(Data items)
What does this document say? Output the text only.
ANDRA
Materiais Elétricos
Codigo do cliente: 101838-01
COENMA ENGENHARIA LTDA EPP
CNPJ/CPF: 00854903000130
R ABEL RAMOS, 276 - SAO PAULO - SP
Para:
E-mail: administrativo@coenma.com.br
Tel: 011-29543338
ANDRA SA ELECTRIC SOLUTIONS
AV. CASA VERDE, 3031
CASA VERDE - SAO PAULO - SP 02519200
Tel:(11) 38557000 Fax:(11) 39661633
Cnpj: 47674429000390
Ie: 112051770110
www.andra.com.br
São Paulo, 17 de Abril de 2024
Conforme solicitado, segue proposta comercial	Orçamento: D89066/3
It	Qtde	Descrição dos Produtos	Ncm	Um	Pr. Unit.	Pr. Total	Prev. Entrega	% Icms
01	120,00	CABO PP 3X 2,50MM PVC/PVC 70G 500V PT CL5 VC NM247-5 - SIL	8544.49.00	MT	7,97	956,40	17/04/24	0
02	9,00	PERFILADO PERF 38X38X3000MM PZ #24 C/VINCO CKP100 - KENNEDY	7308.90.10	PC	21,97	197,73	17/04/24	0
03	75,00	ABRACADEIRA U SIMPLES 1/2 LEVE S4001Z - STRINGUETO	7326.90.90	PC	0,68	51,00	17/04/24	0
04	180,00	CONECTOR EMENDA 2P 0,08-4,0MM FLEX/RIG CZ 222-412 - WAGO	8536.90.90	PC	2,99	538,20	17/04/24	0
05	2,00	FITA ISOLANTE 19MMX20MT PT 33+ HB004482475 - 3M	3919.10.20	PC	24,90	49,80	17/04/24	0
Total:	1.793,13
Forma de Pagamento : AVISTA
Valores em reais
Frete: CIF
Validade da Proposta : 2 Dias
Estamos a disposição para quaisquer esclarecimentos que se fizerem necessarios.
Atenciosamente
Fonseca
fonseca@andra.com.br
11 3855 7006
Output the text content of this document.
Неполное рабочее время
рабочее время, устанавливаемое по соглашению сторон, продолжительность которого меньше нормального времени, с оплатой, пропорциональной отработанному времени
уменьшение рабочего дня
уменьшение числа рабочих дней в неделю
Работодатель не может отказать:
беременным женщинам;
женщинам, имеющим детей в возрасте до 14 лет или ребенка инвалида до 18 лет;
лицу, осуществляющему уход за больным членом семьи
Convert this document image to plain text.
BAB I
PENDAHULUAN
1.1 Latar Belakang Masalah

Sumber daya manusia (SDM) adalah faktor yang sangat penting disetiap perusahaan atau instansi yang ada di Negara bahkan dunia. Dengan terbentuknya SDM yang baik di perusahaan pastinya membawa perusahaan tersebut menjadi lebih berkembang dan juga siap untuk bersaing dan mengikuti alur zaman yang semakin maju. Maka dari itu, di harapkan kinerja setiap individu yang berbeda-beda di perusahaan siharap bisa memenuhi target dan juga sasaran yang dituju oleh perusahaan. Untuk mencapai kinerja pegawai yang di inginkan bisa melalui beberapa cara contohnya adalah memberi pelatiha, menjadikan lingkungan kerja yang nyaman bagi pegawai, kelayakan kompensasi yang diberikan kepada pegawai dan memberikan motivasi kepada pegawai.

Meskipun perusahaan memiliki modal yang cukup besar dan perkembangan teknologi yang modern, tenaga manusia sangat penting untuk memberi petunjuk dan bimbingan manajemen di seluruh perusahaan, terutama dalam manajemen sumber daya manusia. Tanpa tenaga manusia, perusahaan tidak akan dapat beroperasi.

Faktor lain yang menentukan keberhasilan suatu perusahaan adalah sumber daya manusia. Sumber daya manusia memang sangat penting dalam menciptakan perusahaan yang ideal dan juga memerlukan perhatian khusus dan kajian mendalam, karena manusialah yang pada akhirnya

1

--

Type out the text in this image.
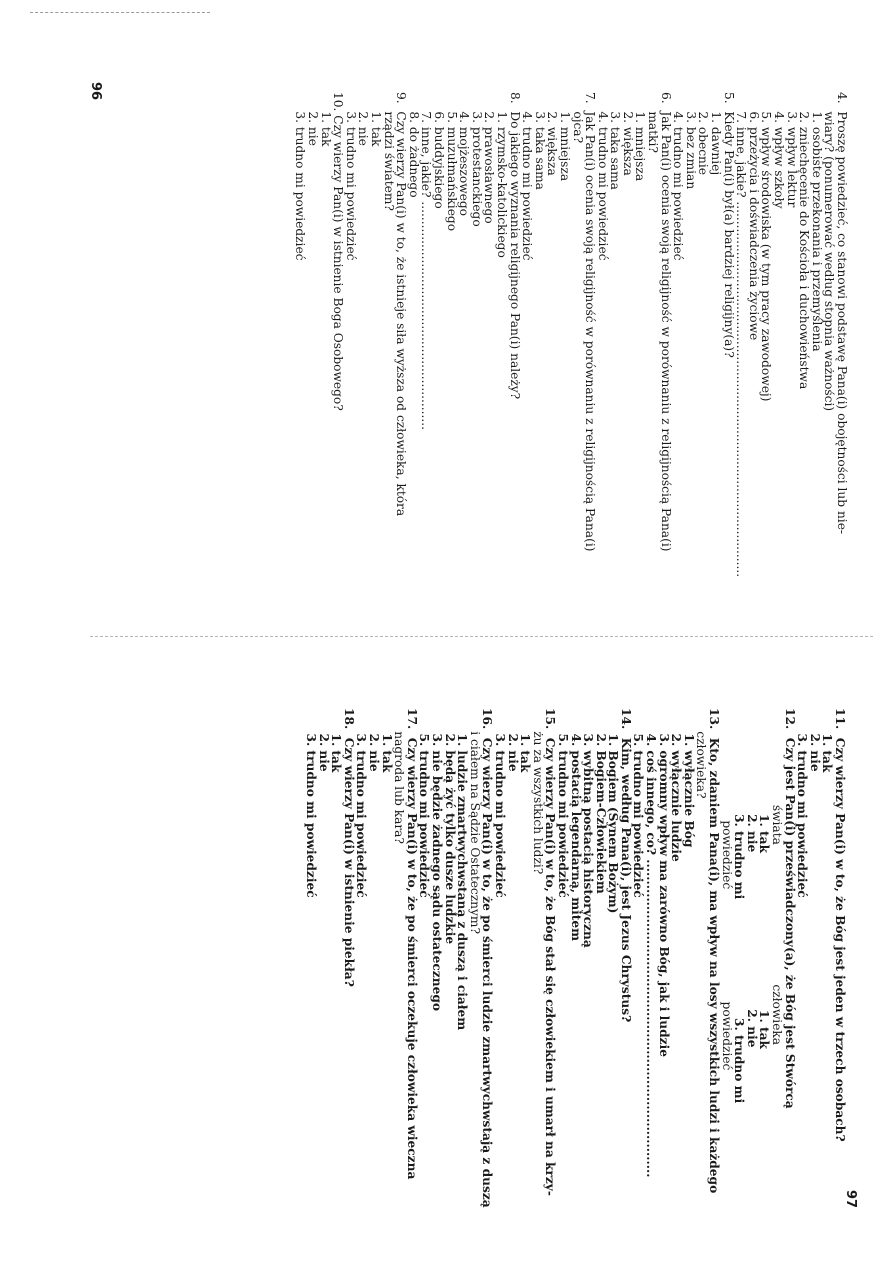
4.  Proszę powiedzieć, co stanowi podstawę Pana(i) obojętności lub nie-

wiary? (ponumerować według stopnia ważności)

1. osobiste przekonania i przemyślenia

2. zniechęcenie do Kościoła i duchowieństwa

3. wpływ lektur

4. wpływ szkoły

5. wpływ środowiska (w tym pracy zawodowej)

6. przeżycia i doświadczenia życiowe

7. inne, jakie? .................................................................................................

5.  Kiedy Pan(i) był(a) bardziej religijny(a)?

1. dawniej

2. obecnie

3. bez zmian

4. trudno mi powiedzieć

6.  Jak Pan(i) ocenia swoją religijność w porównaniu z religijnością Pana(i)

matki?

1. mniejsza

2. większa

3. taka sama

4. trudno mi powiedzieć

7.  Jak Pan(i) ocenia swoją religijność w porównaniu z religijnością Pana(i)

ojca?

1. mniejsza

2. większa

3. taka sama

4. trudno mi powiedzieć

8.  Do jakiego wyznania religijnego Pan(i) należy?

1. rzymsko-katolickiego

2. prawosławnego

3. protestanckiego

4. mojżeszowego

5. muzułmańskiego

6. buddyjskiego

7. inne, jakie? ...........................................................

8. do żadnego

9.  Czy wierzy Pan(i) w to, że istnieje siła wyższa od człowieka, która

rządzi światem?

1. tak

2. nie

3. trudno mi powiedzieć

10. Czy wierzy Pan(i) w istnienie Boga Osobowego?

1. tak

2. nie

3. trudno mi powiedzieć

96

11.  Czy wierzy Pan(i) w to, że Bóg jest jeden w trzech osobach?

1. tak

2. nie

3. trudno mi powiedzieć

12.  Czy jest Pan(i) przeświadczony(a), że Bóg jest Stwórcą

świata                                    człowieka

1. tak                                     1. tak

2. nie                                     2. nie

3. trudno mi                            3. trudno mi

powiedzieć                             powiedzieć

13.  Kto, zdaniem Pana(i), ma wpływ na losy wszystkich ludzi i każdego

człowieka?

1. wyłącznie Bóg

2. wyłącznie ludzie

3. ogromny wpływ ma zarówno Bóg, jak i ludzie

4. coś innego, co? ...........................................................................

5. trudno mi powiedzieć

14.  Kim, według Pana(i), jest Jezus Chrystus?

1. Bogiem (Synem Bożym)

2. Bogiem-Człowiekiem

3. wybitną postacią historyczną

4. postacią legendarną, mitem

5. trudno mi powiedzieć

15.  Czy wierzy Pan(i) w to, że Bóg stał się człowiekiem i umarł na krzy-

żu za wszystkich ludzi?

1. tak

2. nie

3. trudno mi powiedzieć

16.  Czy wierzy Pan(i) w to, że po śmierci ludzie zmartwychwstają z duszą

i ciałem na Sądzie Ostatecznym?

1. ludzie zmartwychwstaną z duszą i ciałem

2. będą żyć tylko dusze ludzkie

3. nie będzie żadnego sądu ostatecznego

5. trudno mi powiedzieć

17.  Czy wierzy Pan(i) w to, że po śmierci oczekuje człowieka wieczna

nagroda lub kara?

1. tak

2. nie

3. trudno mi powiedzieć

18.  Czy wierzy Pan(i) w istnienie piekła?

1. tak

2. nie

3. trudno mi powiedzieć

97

* * *

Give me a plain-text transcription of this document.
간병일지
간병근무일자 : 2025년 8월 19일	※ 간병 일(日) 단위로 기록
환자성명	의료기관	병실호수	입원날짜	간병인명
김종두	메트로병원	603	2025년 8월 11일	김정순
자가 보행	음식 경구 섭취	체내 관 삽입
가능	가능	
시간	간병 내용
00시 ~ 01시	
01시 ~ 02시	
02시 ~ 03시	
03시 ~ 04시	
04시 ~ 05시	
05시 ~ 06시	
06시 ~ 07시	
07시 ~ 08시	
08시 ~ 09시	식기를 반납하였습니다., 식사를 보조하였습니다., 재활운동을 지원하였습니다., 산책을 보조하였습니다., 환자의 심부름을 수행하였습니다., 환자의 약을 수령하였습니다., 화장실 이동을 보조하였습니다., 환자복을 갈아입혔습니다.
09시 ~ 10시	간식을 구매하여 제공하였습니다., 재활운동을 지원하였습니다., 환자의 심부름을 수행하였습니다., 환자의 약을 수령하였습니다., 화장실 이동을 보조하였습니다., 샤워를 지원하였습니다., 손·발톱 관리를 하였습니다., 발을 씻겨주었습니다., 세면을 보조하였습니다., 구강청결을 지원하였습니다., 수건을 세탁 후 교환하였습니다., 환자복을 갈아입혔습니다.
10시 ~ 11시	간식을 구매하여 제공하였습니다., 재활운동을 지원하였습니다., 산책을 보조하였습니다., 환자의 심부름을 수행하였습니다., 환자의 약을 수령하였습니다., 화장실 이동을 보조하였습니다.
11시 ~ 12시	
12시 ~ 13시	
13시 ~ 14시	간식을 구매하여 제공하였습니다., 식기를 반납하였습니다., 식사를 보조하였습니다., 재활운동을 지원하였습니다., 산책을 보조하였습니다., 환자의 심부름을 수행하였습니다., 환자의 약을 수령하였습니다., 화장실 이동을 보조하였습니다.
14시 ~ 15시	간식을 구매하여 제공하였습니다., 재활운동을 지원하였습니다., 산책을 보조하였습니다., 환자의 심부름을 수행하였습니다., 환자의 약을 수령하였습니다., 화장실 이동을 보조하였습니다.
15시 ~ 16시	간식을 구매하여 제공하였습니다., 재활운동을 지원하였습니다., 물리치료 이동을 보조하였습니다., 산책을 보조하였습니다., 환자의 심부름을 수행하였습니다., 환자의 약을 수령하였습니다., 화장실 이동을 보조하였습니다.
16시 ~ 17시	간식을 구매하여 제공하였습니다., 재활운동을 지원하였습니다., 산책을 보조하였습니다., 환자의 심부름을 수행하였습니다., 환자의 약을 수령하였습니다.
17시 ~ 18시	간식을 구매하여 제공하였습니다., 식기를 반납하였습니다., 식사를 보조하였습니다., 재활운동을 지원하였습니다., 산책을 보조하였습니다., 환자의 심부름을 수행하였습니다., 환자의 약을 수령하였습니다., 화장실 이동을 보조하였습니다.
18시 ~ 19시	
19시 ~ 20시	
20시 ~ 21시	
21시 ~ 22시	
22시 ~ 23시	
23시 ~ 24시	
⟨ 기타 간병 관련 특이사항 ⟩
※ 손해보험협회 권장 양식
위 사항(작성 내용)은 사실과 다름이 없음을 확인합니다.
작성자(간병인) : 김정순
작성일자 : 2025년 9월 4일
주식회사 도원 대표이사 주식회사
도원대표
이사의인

■ **WHAT NEEDS TO BE DONE**:
Select all lines in the listing above where the word "człowieka" appears, and show them.

■ **RESPONSE**:
9.  Czy wierzy Pan(i) w to, że istnieje siła wyższa od człowieka, która
świata                                    człowieka
człowieka?
17.  Czy wierzy Pan(i) w to, że po śmierci oczekuje człowieka wieczna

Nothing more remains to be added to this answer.